■ INSTRUCTION: Copy out all of the material exactly as presented.

■ INFORMATION PROVIDED:
——————————

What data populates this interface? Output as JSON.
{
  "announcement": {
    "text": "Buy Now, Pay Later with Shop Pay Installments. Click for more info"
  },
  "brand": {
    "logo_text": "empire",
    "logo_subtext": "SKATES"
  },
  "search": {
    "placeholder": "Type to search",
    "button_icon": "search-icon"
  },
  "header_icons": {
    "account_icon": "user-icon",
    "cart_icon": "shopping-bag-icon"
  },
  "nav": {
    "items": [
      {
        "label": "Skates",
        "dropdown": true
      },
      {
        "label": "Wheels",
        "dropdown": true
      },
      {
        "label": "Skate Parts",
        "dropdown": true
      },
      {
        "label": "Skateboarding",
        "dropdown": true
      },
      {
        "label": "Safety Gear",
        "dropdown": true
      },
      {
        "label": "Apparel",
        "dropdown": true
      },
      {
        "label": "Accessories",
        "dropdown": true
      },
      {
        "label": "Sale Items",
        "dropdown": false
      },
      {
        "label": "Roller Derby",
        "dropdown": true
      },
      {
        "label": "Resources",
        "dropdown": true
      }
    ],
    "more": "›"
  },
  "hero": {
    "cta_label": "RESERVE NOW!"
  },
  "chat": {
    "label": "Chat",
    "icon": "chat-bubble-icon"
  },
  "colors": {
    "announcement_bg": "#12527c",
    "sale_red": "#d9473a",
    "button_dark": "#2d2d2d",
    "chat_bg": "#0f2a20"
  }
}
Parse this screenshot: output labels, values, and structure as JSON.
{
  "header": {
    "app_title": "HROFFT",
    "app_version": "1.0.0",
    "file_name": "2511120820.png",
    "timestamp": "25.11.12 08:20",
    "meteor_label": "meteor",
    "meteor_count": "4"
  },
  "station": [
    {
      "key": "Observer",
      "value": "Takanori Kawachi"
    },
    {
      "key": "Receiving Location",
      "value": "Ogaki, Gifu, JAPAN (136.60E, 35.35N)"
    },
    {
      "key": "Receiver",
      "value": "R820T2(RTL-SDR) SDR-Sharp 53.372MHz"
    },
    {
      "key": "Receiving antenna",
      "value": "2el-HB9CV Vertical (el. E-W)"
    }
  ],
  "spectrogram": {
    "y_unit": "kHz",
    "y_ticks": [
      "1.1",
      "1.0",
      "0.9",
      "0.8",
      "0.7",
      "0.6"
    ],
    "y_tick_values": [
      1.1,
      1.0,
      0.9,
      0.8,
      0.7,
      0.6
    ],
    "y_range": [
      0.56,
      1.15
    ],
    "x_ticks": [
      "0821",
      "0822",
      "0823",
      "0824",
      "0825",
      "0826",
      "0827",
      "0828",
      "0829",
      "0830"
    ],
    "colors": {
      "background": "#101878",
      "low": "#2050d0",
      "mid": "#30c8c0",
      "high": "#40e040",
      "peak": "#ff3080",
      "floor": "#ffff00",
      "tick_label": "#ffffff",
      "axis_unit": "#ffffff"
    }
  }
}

——————————

■ THE ANSWER:
What data populates this interface? Output as JSON.
{
  "announcement": {
    "text": "Buy Now, Pay Later with Shop Pay Installments. Click for more info"
  },
  "brand": {
    "logo_text": "empire",
    "logo_subtext": "SKATES"
  },
  "search": {
    "placeholder": "Type to search",
    "button_icon": "search-icon"
  },
  "header_icons": {
    "account_icon": "user-icon",
    "cart_icon": "shopping-bag-icon"
  },
  "nav": {
    "items": [
      {
        "label": "Skates",
        "dropdown": true
      },
      {
        "label": "Wheels",
        "dropdown": true
      },
      {
        "label": "Skate Parts",
        "dropdown": true
      },
      {
        "label": "Skateboarding",
        "dropdown": true
      },
      {
        "label": "Safety Gear",
        "dropdown": true
      },
      {
        "label": "Apparel",
        "dropdown": true
      },
      {
        "label": "Accessories",
        "dropdown": true
      },
      {
        "label": "Sale Items",
        "dropdown": false
      },
      {
        "label": "Roller Derby",
        "dropdown": true
      },
      {
        "label": "Resources",
        "dropdown": true
      }
    ],
    "more": "›"
  },
  "hero": {
    "cta_label": "RESERVE NOW!"
  },
  "chat": {
    "label": "Chat",
    "icon": "chat-bubble-icon"
  },
  "colors": {
    "announcement_bg": "#12527c",
    "sale_red": "#d9473a",
    "button_dark": "#2d2d2d",
    "chat_bg": "#0f2a20"
  }
}
Parse this screenshot: output labels, values, and structure as JSON.
{
  "header": {
    "app_title": "HROFFT",
    "app_version": "1.0.0",
    "file_name": "2511120820.png",
    "timestamp": "25.11.12 08:20",
    "meteor_label": "meteor",
    "meteor_count": "4"
  },
  "station": [
    {
      "key": "Observer",
      "value": "Takanori Kawachi"
    },
    {
      "key": "Receiving Location",
      "value": "Ogaki, Gifu, JAPAN (136.60E, 35.35N)"
    },
    {
      "key": "Receiver",
      "value": "R820T2(RTL-SDR) SDR-Sharp 53.372MHz"
    },
    {
      "key": "Receiving antenna",
      "value": "2el-HB9CV Vertical (el. E-W)"
    }
  ],
  "spectrogram": {
    "y_unit": "kHz",
    "y_ticks": [
      "1.1",
      "1.0",
      "0.9",
      "0.8",
      "0.7",
      "0.6"
    ],
    "y_tick_values": [
      1.1,
      1.0,
      0.9,
      0.8,
      0.7,
      0.6
    ],
    "y_range": [
      0.56,
      1.15
    ],
    "x_ticks": [
      "0821",
      "0822",
      "0823",
      "0824",
      "0825",
      "0826",
      "0827",
      "0828",
      "0829",
      "0830"
    ],
    "colors": {
      "background": "#101878",
      "low": "#2050d0",
      "mid": "#30c8c0",
      "high": "#40e040",
      "peak": "#ff3080",
      "floor": "#ffff00",
      "tick_label": "#ffffff",
      "axis_unit": "#ffffff"
    }
  }
}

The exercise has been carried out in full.